======== SOURCE RECORDS ========

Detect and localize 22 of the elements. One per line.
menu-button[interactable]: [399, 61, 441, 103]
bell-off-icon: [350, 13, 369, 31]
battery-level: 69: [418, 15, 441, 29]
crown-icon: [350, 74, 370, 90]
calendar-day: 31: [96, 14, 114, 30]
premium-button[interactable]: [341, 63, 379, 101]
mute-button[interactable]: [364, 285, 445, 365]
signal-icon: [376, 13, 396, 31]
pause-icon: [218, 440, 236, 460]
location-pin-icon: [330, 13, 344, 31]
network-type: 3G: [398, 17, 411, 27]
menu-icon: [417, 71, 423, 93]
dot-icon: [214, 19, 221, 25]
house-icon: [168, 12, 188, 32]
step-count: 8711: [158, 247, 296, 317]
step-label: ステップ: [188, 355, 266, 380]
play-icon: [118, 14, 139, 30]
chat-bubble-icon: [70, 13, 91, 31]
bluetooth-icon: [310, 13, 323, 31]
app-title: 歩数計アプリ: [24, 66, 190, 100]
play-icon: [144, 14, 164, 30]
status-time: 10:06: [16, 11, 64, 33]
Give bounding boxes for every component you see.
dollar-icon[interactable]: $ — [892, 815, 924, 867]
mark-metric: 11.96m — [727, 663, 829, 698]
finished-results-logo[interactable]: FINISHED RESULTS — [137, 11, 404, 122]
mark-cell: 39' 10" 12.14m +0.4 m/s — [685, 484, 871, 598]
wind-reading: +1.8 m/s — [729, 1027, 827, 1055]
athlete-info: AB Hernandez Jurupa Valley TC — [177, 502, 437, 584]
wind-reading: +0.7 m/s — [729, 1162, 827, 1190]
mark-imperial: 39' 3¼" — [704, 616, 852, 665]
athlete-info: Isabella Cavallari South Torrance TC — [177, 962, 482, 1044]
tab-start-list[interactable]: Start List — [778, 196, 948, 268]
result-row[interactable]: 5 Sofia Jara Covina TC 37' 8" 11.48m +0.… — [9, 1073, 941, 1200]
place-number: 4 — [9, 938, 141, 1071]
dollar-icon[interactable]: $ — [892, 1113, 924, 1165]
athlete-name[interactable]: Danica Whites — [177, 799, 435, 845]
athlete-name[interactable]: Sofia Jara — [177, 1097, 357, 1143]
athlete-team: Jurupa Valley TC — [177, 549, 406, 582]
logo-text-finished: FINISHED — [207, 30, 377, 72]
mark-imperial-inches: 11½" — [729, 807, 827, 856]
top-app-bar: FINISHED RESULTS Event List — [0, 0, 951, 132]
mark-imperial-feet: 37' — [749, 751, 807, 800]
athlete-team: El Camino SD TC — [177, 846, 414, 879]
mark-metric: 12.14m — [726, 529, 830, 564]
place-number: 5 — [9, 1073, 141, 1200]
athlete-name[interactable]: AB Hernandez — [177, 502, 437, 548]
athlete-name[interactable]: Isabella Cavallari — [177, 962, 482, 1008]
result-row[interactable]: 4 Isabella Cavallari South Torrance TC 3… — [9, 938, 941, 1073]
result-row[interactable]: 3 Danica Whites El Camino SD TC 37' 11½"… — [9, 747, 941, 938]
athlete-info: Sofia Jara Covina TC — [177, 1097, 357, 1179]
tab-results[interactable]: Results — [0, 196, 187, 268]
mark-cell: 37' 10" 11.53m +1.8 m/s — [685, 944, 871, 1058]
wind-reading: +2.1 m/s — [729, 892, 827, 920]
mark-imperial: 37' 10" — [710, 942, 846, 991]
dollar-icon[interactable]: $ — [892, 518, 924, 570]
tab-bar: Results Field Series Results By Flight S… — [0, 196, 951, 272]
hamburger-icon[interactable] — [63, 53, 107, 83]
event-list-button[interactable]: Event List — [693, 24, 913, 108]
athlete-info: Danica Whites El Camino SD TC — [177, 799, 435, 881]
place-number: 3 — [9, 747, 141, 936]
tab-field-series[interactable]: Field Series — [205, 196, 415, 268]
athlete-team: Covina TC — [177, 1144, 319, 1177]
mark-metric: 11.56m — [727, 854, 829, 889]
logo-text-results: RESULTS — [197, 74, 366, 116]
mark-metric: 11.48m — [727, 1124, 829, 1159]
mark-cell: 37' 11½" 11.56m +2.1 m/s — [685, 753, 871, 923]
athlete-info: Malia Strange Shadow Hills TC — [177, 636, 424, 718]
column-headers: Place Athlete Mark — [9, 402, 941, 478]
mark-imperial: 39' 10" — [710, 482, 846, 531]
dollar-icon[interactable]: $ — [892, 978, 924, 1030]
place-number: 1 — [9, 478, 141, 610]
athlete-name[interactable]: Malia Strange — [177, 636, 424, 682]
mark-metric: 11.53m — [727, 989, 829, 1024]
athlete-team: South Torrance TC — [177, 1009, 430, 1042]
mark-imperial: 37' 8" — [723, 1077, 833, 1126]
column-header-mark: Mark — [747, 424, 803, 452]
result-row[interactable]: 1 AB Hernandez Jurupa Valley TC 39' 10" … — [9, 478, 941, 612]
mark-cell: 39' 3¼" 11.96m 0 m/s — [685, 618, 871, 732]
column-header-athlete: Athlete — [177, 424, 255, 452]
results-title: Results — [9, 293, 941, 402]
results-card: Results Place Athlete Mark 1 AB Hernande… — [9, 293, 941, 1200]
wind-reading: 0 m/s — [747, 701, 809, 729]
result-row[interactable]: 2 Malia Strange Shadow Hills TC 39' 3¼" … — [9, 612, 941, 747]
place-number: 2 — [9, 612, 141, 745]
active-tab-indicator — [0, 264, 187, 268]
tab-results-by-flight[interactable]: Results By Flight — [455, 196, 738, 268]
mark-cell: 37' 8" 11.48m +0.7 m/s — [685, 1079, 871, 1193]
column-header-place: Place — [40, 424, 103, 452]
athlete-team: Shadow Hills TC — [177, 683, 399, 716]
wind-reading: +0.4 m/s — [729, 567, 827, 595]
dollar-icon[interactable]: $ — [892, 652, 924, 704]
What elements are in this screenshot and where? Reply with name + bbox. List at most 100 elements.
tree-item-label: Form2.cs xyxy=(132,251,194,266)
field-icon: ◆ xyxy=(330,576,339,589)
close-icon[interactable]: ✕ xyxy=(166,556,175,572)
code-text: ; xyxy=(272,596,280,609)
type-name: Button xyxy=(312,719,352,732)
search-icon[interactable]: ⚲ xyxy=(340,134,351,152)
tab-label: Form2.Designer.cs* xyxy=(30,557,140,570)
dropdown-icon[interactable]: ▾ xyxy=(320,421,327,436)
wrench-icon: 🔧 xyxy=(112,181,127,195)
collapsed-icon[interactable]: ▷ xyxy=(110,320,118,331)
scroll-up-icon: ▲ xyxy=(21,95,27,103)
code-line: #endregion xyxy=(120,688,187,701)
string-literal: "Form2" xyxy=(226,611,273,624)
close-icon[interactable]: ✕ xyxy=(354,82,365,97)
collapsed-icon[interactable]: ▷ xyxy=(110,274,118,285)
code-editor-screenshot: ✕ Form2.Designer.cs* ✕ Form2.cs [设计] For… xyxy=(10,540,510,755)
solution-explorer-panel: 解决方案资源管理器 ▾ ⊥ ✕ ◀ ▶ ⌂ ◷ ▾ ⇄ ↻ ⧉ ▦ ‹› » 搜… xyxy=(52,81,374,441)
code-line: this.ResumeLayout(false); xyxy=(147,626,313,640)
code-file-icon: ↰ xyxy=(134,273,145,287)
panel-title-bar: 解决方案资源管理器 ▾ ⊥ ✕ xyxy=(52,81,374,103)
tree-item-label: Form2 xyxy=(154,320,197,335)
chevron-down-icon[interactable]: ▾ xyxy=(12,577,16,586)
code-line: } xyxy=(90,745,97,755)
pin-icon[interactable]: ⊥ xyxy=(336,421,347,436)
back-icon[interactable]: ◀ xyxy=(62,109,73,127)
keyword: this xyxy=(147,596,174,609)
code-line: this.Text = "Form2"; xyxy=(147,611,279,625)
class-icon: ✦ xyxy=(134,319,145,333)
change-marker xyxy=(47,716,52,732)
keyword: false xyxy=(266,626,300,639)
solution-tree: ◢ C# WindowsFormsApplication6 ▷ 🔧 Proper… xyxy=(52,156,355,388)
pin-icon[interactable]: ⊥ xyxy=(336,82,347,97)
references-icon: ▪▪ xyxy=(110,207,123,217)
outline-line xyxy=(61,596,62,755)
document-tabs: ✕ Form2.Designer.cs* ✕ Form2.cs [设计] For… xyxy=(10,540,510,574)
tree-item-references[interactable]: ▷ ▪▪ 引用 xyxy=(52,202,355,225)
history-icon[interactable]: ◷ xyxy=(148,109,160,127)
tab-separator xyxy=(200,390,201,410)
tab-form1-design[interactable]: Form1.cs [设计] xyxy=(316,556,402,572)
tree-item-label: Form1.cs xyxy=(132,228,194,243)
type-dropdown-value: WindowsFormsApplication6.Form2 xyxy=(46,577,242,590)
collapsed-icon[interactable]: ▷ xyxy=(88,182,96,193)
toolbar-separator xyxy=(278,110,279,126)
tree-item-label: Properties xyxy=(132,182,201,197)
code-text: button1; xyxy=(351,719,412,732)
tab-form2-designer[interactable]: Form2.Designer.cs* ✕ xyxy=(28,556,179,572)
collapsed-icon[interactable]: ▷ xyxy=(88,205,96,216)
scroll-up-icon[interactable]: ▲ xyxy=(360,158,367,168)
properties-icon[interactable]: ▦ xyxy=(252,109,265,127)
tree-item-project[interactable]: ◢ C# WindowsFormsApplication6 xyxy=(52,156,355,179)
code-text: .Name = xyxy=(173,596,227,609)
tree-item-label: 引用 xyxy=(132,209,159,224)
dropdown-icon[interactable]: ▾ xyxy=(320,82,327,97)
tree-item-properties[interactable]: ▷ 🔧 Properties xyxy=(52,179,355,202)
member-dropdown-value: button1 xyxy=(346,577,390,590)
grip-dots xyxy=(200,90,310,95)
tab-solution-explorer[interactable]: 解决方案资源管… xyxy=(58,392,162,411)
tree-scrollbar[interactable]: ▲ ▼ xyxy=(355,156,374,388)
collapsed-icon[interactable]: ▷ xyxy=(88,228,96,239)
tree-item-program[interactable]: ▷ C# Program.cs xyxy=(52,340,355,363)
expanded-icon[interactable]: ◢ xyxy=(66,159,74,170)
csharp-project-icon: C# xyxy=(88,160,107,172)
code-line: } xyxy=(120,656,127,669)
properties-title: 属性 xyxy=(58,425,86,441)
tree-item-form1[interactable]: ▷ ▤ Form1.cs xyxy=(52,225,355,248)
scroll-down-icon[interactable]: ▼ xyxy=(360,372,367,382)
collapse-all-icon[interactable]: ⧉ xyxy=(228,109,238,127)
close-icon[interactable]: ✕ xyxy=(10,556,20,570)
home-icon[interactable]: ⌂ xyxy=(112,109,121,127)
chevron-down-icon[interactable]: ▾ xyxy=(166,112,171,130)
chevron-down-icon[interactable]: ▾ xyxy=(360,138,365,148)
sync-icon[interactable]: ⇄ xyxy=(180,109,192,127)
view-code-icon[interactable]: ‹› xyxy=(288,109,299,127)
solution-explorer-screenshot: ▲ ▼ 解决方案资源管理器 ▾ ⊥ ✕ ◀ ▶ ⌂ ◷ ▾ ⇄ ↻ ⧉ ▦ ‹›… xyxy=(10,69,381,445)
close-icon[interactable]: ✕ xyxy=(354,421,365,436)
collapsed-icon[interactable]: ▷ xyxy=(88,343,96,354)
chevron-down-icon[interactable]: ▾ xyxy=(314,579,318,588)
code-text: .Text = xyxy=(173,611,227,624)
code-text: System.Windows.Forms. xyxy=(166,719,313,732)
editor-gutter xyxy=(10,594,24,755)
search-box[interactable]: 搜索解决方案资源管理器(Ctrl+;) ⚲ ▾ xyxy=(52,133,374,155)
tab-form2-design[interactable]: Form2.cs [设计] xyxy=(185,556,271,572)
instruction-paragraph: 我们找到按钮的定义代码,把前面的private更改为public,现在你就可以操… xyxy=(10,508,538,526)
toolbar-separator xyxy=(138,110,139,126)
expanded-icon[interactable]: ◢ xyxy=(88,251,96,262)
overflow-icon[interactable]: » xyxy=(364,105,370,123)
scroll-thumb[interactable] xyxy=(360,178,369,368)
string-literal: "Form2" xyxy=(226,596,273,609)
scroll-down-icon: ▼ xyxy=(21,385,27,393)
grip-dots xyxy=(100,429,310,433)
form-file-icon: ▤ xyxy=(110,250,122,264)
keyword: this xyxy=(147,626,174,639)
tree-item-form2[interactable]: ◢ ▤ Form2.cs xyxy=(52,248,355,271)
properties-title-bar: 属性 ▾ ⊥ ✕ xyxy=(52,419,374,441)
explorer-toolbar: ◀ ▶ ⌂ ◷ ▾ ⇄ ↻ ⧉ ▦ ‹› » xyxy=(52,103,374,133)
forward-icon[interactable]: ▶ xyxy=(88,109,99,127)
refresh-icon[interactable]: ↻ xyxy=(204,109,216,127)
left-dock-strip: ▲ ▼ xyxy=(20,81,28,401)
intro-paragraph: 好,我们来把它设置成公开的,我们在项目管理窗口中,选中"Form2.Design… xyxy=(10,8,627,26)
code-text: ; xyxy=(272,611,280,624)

========

▶ [WHAT NEEDS TO BE DONE]: Starting at the top of the records and going through the line that contains "Give bounding boxes", including that line, rewrite those lines as a JSON list of strings, one string per line, with any blank lines left out.

▶ [ANSWER TO THIS EXERCISE]:
[
  "Detect and localize 22 of the elements. One per line.",
  "menu-button[interactable]: [399, 61, 441, 103]",
  "bell-off-icon: [350, 13, 369, 31]",
  "battery-level: 69: [418, 15, 441, 29]",
  "crown-icon: [350, 74, 370, 90]",
  "calendar-day: 31: [96, 14, 114, 30]",
  "premium-button[interactable]: [341, 63, 379, 101]",
  "mute-button[interactable]: [364, 285, 445, 365]",
  "signal-icon: [376, 13, 396, 31]",
  "pause-icon: [218, 440, 236, 460]",
  "location-pin-icon: [330, 13, 344, 31]",
  "network-type: 3G: [398, 17, 411, 27]",
  "menu-icon: [417, 71, 423, 93]",
  "dot-icon: [214, 19, 221, 25]",
  "house-icon: [168, 12, 188, 32]",
  "step-count: 8711: [158, 247, 296, 317]",
  "step-label: ステップ: [188, 355, 266, 380]",
  "play-icon: [118, 14, 139, 30]",
  "chat-bubble-icon: [70, 13, 91, 31]",
  "bluetooth-icon: [310, 13, 323, 31]",
  "app-title: 歩数計アプリ: [24, 66, 190, 100]",
  "play-icon: [144, 14, 164, 30]",
  "status-time: 10:06: [16, 11, 64, 33]",
  "Give bounding boxes for every component you see."
]